SUPPLIED RECORDS —
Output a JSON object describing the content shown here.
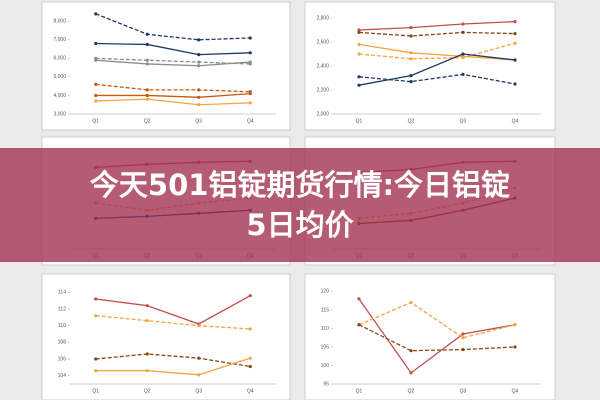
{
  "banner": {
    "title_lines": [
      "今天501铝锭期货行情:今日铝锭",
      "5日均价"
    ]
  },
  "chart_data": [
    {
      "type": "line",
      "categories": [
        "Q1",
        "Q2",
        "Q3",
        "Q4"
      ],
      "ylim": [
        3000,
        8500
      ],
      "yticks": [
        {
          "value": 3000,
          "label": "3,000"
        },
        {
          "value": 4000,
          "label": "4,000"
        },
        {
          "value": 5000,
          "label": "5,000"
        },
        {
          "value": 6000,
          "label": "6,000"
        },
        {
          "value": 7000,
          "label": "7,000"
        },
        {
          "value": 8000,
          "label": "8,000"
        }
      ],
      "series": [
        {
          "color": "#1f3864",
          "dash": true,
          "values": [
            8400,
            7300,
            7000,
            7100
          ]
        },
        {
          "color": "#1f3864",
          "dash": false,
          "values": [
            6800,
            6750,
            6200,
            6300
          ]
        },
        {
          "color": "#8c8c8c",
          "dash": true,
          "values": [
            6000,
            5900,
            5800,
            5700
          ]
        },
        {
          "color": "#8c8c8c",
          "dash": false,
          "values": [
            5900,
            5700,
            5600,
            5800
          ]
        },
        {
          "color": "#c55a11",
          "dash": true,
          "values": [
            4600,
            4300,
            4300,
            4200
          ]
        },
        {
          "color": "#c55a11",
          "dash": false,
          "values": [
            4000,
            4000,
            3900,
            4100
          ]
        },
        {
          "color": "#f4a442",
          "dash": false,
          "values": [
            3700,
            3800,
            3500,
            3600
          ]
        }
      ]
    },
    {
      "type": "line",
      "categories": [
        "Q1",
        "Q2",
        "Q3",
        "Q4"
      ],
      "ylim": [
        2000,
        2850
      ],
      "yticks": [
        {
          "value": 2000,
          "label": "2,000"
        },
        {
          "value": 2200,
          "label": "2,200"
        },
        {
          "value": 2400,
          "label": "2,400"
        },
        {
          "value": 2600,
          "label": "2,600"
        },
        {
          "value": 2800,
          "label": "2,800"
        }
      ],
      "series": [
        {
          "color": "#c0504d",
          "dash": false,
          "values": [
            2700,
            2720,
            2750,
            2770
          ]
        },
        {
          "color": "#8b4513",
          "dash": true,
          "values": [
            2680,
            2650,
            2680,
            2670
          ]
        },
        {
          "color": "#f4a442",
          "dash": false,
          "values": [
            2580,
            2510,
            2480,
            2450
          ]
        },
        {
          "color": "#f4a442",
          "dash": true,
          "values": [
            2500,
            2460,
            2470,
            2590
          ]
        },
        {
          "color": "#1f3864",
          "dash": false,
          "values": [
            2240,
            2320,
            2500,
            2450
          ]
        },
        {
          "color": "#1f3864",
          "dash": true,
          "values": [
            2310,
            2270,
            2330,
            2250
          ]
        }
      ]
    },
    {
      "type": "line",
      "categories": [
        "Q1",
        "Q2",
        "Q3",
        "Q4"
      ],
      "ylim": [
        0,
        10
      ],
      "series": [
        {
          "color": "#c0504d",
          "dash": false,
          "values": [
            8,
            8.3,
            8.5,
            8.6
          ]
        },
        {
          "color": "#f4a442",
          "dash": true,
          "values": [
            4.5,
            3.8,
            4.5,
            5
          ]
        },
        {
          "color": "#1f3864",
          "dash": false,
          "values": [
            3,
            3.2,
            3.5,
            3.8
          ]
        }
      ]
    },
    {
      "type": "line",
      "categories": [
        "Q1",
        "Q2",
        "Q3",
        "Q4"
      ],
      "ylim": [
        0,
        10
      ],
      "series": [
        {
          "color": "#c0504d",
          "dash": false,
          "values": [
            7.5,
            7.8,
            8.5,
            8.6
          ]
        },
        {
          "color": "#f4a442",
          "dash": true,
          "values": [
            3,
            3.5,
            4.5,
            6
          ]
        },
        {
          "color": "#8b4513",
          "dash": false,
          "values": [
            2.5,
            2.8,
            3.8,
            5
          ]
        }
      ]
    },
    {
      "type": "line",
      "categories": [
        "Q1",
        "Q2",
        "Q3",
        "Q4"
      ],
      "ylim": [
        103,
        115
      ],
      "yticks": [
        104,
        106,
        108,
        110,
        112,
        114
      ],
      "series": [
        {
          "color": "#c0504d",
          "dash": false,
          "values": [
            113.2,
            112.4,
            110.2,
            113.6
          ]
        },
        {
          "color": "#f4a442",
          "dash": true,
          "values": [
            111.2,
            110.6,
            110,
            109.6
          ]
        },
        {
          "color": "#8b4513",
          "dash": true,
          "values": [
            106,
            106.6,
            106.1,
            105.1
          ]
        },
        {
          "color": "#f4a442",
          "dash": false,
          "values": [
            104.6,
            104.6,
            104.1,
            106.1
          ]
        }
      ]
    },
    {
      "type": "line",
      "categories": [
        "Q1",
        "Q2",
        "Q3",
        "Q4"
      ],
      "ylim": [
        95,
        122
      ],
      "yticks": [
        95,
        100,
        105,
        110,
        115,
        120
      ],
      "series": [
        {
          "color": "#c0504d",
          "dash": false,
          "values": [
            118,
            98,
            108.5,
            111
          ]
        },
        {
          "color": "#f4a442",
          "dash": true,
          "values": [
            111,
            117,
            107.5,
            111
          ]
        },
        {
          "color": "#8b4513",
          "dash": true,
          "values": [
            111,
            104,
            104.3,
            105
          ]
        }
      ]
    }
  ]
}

--

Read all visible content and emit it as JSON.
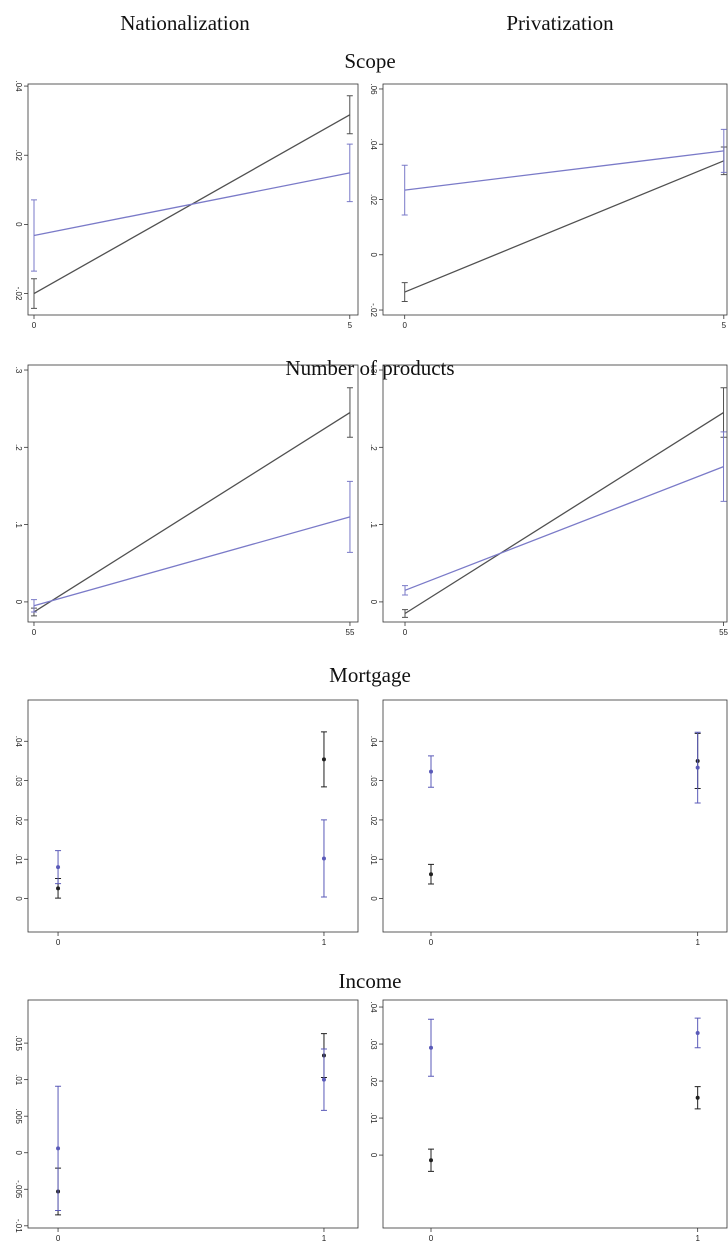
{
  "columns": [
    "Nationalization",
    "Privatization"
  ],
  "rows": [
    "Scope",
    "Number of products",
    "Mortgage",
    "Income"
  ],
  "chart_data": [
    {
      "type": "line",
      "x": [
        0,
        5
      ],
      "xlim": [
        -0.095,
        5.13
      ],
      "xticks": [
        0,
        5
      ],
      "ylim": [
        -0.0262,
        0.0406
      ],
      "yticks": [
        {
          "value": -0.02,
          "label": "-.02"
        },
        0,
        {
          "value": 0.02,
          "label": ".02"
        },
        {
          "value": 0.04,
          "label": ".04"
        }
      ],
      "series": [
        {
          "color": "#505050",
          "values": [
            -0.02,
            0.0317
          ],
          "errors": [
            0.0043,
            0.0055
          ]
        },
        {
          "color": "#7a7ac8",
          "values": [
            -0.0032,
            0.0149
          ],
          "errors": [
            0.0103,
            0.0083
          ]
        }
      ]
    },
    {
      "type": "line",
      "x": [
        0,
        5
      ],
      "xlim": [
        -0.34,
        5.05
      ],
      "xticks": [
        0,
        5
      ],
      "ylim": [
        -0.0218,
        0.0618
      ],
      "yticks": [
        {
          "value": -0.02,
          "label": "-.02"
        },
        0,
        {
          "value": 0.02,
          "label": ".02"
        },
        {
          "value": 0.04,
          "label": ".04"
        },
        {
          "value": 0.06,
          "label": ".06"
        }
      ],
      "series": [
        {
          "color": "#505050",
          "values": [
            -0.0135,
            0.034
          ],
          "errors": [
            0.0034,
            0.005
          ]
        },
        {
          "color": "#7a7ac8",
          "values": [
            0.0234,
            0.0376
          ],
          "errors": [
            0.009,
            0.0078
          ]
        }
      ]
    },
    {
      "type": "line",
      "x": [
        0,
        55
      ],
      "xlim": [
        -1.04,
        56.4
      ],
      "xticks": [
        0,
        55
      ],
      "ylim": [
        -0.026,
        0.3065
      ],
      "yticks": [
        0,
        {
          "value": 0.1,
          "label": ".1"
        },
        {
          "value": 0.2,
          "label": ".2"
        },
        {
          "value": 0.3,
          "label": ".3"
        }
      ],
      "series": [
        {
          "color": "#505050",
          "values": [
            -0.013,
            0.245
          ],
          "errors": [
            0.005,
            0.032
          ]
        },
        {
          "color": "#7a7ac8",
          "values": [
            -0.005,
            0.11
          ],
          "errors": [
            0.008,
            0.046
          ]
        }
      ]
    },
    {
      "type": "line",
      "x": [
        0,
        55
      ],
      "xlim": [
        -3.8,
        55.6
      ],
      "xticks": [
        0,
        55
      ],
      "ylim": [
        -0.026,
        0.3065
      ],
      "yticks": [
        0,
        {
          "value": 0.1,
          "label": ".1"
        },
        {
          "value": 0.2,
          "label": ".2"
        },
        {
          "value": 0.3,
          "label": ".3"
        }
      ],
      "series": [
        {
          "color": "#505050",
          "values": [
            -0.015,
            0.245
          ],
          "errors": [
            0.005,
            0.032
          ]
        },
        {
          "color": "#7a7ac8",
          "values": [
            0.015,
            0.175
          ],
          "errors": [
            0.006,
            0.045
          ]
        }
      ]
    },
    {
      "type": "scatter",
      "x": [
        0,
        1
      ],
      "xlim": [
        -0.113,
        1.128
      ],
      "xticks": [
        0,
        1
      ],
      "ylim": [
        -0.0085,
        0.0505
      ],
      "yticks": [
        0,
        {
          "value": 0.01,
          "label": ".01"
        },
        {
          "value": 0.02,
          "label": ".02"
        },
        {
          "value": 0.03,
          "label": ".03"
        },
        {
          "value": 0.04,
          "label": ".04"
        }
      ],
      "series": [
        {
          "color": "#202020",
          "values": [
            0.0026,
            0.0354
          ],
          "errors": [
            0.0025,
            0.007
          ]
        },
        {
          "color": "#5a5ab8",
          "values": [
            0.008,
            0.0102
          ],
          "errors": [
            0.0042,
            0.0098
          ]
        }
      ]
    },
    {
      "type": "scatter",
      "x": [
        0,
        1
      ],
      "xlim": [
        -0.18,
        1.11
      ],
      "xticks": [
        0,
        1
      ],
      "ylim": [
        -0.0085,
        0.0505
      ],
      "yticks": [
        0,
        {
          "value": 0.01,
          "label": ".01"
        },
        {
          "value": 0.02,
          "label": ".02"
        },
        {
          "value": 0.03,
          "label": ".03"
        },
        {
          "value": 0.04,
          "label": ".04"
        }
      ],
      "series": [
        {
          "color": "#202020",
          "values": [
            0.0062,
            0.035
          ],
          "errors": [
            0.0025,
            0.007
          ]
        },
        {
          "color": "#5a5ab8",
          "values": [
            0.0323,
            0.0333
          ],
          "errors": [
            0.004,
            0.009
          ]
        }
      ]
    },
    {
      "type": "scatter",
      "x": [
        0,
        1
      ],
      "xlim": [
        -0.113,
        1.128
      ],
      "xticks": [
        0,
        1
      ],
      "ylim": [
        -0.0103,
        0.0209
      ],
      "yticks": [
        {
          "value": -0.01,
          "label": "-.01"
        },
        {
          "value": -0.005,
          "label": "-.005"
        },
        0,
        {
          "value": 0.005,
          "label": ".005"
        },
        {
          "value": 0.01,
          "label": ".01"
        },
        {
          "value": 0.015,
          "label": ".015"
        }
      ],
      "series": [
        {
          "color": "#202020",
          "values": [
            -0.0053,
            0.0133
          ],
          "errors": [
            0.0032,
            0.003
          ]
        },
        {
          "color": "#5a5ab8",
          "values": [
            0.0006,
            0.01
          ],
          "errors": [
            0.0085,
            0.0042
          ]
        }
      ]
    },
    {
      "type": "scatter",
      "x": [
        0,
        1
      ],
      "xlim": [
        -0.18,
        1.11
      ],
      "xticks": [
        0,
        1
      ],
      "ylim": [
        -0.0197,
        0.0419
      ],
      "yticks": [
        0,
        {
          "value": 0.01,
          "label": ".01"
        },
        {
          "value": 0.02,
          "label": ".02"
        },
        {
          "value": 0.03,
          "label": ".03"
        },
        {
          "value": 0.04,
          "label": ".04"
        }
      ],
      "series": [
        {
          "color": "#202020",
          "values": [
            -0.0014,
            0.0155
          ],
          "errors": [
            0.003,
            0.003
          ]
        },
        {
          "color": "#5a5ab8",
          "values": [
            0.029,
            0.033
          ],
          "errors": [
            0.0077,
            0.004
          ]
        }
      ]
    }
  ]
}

==

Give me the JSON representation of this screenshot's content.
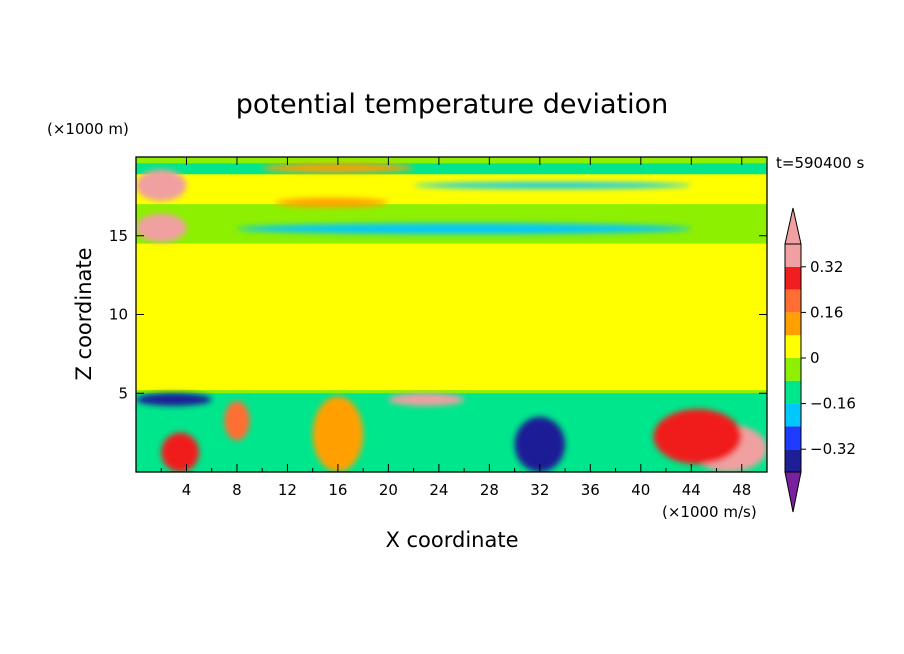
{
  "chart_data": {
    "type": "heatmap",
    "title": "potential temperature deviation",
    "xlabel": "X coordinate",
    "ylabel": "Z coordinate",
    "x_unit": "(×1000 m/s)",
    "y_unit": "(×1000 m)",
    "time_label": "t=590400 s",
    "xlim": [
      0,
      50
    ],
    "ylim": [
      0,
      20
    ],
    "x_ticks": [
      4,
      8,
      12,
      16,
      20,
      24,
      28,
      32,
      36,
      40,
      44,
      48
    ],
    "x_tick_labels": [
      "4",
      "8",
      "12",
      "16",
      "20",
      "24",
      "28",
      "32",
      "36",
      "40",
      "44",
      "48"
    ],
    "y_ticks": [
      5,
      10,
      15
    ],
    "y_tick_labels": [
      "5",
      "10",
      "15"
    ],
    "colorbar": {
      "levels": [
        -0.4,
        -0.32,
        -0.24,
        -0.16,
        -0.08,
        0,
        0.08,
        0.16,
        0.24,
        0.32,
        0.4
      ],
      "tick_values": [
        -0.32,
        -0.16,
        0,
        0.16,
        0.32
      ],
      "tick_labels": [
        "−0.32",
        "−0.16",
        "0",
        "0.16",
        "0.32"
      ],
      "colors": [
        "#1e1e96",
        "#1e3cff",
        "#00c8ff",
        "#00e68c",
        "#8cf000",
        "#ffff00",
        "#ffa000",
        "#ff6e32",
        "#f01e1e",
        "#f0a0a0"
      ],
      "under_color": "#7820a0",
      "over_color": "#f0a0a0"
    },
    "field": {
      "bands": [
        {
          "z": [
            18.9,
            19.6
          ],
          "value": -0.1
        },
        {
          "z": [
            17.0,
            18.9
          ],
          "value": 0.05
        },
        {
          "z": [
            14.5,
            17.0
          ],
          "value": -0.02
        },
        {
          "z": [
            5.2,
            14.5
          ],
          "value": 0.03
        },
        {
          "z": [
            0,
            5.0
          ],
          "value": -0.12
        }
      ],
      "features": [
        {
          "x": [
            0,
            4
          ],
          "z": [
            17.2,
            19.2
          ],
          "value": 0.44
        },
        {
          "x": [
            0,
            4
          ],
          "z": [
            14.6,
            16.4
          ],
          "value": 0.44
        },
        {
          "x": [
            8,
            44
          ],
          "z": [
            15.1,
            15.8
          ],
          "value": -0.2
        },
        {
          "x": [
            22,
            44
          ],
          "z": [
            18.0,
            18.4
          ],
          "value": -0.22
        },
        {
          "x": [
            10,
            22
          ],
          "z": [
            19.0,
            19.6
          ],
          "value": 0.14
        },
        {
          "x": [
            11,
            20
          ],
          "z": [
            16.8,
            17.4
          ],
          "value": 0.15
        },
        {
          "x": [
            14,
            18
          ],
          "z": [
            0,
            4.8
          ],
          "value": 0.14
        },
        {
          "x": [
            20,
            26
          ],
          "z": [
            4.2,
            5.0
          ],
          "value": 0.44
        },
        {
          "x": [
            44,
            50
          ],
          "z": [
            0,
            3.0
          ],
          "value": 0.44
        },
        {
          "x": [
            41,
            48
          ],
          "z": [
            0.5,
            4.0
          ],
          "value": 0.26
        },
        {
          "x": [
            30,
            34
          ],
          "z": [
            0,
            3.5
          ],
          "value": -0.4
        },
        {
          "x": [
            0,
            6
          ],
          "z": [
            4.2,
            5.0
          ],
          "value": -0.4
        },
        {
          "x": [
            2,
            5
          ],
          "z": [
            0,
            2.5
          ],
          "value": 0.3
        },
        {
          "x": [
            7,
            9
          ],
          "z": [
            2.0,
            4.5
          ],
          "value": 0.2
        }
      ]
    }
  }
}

OBJECTIVE — Extract every line containing the string "JSON" from the material.

CORRECT OUTPUT —
Output a JSON object describing the content shown here.
Read all visible content and emit it as JSON.
Give me the JSON representation of this screenshot's content.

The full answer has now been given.